DESCRIPTION OF THE TASK: Every line from the line containing "Output the text content of this document." through the final line below is to be repeated exactly; no other line is.

>> Start ENTRIES PROVIDED

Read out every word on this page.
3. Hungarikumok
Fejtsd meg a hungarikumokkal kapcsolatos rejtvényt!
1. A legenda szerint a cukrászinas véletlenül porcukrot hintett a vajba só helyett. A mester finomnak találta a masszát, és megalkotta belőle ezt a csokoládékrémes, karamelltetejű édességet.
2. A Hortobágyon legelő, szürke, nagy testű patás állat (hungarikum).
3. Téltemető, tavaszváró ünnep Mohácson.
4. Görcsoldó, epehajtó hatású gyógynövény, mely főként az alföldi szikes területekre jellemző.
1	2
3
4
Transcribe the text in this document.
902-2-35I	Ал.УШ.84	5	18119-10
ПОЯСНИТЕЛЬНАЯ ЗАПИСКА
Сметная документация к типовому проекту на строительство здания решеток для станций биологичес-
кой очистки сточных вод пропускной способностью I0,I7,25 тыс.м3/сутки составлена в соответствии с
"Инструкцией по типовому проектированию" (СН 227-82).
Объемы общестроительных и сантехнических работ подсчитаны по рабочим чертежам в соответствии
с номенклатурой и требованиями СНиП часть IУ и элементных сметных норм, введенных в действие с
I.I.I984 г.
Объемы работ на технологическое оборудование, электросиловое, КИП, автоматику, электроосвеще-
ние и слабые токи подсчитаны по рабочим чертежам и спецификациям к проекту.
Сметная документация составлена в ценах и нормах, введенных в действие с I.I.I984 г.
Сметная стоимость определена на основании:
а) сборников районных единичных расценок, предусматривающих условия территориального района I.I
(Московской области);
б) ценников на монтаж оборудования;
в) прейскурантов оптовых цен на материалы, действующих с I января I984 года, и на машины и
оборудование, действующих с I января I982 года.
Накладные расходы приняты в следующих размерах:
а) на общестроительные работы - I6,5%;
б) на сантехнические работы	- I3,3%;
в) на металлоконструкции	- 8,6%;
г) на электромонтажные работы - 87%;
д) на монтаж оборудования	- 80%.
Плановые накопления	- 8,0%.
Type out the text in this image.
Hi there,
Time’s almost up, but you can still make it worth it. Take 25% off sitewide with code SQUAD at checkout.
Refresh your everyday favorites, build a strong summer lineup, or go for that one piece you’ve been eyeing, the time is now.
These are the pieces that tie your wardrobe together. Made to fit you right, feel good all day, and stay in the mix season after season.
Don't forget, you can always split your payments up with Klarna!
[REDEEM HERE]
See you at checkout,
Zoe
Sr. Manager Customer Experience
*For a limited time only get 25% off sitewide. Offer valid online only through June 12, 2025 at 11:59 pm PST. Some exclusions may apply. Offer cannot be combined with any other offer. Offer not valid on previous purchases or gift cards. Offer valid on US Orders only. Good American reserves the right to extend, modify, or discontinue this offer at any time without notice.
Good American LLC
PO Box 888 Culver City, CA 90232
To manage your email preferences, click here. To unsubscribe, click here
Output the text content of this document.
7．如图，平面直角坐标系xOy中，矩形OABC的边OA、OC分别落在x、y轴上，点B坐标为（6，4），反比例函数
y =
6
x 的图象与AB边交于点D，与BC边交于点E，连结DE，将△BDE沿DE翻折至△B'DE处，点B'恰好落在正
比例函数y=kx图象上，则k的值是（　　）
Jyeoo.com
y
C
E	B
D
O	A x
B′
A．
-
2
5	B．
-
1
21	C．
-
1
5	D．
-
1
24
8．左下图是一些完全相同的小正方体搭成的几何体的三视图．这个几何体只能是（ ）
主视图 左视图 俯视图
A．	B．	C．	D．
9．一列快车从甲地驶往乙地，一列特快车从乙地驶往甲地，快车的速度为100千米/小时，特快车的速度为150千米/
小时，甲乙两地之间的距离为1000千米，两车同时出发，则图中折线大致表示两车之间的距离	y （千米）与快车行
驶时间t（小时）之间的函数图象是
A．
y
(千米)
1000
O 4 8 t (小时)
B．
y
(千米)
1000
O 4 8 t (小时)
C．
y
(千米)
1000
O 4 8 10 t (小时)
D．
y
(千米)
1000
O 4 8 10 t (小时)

>> End ENTRIES PROVIDED

COMPLETE OUTPUT:
Output the text content of this document.
7．如图，平面直角坐标系xOy中，矩形OABC的边OA、OC分别落在x、y轴上，点B坐标为（6，4），反比例函数
y =
6
x 的图象与AB边交于点D，与BC边交于点E，连结DE，将△BDE沿DE翻折至△B'DE处，点B'恰好落在正
比例函数y=kx图象上，则k的值是（　　）
Jyeoo.com
y
C
E	B
D
O	A x
B′
A．
-
2
5	B．
-
1
21	C．
-
1
5	D．
-
1
24
8．左下图是一些完全相同的小正方体搭成的几何体的三视图．这个几何体只能是（ ）
主视图 左视图 俯视图
A．	B．	C．	D．
9．一列快车从甲地驶往乙地，一列特快车从乙地驶往甲地，快车的速度为100千米/小时，特快车的速度为150千米/
小时，甲乙两地之间的距离为1000千米，两车同时出发，则图中折线大致表示两车之间的距离	y （千米）与快车行
驶时间t（小时）之间的函数图象是
A．
y
(千米)
1000
O 4 8 t (小时)
B．
y
(千米)
1000
O 4 8 t (小时)
C．
y
(千米)
1000
O 4 8 10 t (小时)
D．
y
(千米)
1000
O 4 8 10 t (小时)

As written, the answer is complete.